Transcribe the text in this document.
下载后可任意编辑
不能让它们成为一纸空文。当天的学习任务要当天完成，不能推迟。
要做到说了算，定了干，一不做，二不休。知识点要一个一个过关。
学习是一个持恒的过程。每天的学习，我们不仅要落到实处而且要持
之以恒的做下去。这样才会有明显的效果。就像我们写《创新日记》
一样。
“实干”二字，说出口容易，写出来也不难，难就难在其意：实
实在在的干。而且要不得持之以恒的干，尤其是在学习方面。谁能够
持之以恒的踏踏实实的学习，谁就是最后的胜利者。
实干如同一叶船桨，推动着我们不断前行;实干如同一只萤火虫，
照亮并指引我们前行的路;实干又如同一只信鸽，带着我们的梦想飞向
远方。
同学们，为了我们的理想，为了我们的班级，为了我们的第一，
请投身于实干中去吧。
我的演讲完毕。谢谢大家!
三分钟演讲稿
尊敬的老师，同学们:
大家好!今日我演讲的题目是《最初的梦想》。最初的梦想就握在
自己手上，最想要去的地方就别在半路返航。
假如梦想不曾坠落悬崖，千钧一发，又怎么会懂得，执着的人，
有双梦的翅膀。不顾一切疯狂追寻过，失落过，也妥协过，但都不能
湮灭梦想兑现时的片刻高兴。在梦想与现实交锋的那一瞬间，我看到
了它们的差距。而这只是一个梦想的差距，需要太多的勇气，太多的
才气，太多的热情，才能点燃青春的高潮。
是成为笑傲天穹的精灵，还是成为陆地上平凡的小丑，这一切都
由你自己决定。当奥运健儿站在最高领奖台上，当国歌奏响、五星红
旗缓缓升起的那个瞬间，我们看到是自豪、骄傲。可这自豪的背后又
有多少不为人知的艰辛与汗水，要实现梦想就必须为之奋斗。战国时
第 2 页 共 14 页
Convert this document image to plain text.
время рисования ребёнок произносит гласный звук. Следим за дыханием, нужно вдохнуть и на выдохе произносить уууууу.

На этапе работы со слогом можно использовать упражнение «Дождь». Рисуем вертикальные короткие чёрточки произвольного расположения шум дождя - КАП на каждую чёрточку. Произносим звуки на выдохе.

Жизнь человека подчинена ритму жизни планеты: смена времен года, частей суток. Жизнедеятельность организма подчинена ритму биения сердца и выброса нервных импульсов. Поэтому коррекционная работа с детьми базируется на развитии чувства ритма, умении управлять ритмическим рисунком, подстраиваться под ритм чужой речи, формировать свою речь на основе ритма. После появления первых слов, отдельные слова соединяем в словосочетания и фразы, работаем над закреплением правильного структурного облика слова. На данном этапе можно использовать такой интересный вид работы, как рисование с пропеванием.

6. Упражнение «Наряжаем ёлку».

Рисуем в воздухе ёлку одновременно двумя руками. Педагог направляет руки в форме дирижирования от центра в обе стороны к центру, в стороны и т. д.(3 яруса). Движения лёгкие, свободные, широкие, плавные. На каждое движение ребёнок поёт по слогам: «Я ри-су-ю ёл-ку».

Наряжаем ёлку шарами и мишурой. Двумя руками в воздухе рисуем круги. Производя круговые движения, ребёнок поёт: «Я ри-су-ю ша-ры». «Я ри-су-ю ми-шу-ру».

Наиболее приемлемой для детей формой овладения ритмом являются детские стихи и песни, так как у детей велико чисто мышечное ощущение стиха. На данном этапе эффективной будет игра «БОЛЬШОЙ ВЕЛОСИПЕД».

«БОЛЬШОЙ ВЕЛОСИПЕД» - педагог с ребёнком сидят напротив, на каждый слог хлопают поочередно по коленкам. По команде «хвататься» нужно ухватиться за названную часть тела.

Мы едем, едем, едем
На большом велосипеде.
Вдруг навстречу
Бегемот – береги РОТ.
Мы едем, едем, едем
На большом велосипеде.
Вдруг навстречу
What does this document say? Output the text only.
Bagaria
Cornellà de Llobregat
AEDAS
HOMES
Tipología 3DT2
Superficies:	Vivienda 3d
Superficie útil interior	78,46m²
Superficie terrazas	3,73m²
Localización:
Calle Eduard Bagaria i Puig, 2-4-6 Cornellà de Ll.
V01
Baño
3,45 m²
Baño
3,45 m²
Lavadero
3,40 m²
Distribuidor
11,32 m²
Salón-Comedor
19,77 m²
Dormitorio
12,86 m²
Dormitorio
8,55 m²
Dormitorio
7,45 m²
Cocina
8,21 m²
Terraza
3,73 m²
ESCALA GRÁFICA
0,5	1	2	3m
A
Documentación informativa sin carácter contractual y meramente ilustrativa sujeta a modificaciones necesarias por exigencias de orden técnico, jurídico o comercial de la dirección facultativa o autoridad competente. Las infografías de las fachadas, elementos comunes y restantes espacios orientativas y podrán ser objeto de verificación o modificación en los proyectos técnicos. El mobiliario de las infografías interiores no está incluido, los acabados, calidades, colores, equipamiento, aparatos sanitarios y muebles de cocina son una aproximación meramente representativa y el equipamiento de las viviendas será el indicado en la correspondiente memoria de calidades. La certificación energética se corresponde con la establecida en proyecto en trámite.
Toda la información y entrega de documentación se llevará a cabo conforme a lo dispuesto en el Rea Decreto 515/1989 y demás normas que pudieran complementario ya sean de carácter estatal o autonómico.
---
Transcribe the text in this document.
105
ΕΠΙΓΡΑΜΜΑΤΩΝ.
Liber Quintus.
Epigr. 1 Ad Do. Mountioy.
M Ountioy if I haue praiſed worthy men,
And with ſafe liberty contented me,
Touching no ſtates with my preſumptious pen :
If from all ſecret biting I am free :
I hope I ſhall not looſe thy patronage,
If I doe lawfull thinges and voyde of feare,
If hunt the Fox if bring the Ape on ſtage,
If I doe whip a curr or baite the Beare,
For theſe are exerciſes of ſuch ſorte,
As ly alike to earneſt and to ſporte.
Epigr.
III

SHORT PROBLEM | Among the lines of the listing, how many hold the string "выдохе"? Respond with only the number.

SOLVED EXERCISE | 2